_What is being asked:_ The data must be written out once more, precisely as given.

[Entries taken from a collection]
--- begin ---

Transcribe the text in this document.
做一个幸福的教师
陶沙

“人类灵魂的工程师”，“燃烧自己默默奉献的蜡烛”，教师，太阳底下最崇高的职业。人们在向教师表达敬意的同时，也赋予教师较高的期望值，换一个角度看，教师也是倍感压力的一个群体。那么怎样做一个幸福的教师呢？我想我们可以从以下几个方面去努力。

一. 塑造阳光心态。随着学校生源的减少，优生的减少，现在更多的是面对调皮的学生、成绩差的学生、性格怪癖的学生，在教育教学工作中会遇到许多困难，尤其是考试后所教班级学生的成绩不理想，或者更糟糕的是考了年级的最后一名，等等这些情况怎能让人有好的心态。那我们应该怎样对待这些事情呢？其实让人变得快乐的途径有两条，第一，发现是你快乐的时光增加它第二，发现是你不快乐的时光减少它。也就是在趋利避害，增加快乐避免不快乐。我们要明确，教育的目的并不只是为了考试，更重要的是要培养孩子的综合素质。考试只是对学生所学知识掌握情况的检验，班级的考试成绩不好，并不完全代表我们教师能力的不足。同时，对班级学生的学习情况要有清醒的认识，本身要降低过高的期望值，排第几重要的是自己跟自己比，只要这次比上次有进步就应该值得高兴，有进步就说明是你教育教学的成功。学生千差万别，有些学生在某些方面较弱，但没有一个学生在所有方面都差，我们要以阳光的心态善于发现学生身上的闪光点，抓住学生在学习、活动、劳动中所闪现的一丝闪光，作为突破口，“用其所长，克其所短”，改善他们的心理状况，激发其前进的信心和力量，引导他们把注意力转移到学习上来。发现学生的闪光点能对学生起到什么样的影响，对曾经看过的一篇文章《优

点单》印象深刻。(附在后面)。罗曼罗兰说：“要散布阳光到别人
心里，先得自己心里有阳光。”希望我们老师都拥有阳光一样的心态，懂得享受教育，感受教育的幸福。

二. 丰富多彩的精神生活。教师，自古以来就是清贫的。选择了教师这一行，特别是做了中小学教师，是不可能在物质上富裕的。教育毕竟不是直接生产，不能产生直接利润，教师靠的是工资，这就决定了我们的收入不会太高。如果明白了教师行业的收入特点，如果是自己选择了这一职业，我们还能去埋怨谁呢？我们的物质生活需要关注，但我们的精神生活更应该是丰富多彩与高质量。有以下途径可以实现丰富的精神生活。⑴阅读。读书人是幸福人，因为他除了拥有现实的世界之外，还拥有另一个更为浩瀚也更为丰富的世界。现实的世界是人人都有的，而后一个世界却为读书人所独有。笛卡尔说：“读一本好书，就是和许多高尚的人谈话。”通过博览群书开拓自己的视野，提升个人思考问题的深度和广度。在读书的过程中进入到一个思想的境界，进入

--- end ---

_Solution below:_
Transcribe the text in this document.
做一个幸福的教师
陶沙

“人类灵魂的工程师”，“燃烧自己默默奉献的蜡烛”，教师，太阳底下最崇高的职业。人们在向教师表达敬意的同时，也赋予教师较高的期望值，换一个角度看，教师也是倍感压力的一个群体。那么怎样做一个幸福的教师呢？我想我们可以从以下几个方面去努力。

一. 塑造阳光心态。随着学校生源的减少，优生的减少，现在更多的是面对调皮的学生、成绩差的学生、性格怪癖的学生，在教育教学工作中会遇到许多困难，尤其是考试后所教班级学生的成绩不理想，或者更糟糕的是考了年级的最后一名，等等这些情况怎能让人有好的心态。那我们应该怎样对待这些事情呢？其实让人变得快乐的途径有两条，第一，发现是你快乐的时光增加它第二，发现是你不快乐的时光减少它。也就是在趋利避害，增加快乐避免不快乐。我们要明确，教育的目的并不只是为了考试，更重要的是要培养孩子的综合素质。考试只是对学生所学知识掌握情况的检验，班级的考试成绩不好，并不完全代表我们教师能力的不足。同时，对班级学生的学习情况要有清醒的认识，本身要降低过高的期望值，排第几重要的是自己跟自己比，只要这次比上次有进步就应该值得高兴，有进步就说明是你教育教学的成功。学生千差万别，有些学生在某些方面较弱，但没有一个学生在所有方面都差，我们要以阳光的心态善于发现学生身上的闪光点，抓住学生在学习、活动、劳动中所闪现的一丝闪光，作为突破口，“用其所长，克其所短”，改善他们的心理状况，激发其前进的信心和力量，引导他们把注意力转移到学习上来。发现学生的闪光点能对学生起到什么样的影响，对曾经看过的一篇文章《优

点单》印象深刻。(附在后面)。罗曼罗兰说：“要散布阳光到别人
心里，先得自己心里有阳光。”希望我们老师都拥有阳光一样的心态，懂得享受教育，感受教育的幸福。

二. 丰富多彩的精神生活。教师，自古以来就是清贫的。选择了教师这一行，特别是做了中小学教师，是不可能在物质上富裕的。教育毕竟不是直接生产，不能产生直接利润，教师靠的是工资，这就决定了我们的收入不会太高。如果明白了教师行业的收入特点，如果是自己选择了这一职业，我们还能去埋怨谁呢？我们的物质生活需要关注，但我们的精神生活更应该是丰富多彩与高质量。有以下途径可以实现丰富的精神生活。⑴阅读。读书人是幸福人，因为他除了拥有现实的世界之外，还拥有另一个更为浩瀚也更为丰富的世界。现实的世界是人人都有的，而后一个世界却为读书人所独有。笛卡尔说：“读一本好书，就是和许多高尚的人谈话。”通过博览群书开拓自己的视野，提升个人思考问题的深度和广度。在读书的过程中进入到一个思想的境界，进入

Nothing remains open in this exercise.